Job - Retype the listing that follows, exactly as written.

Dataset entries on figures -
════════════════════

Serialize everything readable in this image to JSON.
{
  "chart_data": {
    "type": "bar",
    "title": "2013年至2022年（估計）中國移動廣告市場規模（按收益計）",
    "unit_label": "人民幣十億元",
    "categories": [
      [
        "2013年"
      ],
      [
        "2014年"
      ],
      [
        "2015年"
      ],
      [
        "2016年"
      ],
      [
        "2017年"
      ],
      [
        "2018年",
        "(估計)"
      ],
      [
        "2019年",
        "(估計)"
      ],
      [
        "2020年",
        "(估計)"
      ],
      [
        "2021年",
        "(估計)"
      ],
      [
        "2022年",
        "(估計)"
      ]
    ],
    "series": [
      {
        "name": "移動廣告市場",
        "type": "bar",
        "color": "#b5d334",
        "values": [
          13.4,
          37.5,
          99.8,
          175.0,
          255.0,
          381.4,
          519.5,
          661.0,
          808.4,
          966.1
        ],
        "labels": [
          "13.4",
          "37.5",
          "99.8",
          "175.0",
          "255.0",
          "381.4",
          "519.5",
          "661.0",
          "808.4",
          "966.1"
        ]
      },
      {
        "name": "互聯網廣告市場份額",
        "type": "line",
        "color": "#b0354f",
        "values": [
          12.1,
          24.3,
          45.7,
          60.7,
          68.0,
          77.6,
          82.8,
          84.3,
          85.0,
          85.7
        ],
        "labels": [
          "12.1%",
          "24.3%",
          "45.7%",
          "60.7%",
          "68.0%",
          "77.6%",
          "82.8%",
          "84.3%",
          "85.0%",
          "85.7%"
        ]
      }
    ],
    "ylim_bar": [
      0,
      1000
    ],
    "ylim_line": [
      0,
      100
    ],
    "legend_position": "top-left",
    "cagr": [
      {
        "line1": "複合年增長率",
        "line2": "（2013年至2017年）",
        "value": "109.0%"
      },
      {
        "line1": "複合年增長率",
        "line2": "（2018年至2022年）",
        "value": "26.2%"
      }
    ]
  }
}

════════════════════

Complete response -
Serialize everything readable in this image to JSON.
{
  "chart_data": {
    "type": "bar",
    "title": "2013年至2022年（估計）中國移動廣告市場規模（按收益計）",
    "unit_label": "人民幣十億元",
    "categories": [
      [
        "2013年"
      ],
      [
        "2014年"
      ],
      [
        "2015年"
      ],
      [
        "2016年"
      ],
      [
        "2017年"
      ],
      [
        "2018年",
        "(估計)"
      ],
      [
        "2019年",
        "(估計)"
      ],
      [
        "2020年",
        "(估計)"
      ],
      [
        "2021年",
        "(估計)"
      ],
      [
        "2022年",
        "(估計)"
      ]
    ],
    "series": [
      {
        "name": "移動廣告市場",
        "type": "bar",
        "color": "#b5d334",
        "values": [
          13.4,
          37.5,
          99.8,
          175.0,
          255.0,
          381.4,
          519.5,
          661.0,
          808.4,
          966.1
        ],
        "labels": [
          "13.4",
          "37.5",
          "99.8",
          "175.0",
          "255.0",
          "381.4",
          "519.5",
          "661.0",
          "808.4",
          "966.1"
        ]
      },
      {
        "name": "互聯網廣告市場份額",
        "type": "line",
        "color": "#b0354f",
        "values": [
          12.1,
          24.3,
          45.7,
          60.7,
          68.0,
          77.6,
          82.8,
          84.3,
          85.0,
          85.7
        ],
        "labels": [
          "12.1%",
          "24.3%",
          "45.7%",
          "60.7%",
          "68.0%",
          "77.6%",
          "82.8%",
          "84.3%",
          "85.0%",
          "85.7%"
        ]
      }
    ],
    "ylim_bar": [
      0,
      1000
    ],
    "ylim_line": [
      0,
      100
    ],
    "legend_position": "top-left",
    "cagr": [
      {
        "line1": "複合年增長率",
        "line2": "（2013年至2017年）",
        "value": "109.0%"
      },
      {
        "line1": "複合年增長率",
        "line2": "（2018年至2022年）",
        "value": "26.2%"
      }
    ]
  }
}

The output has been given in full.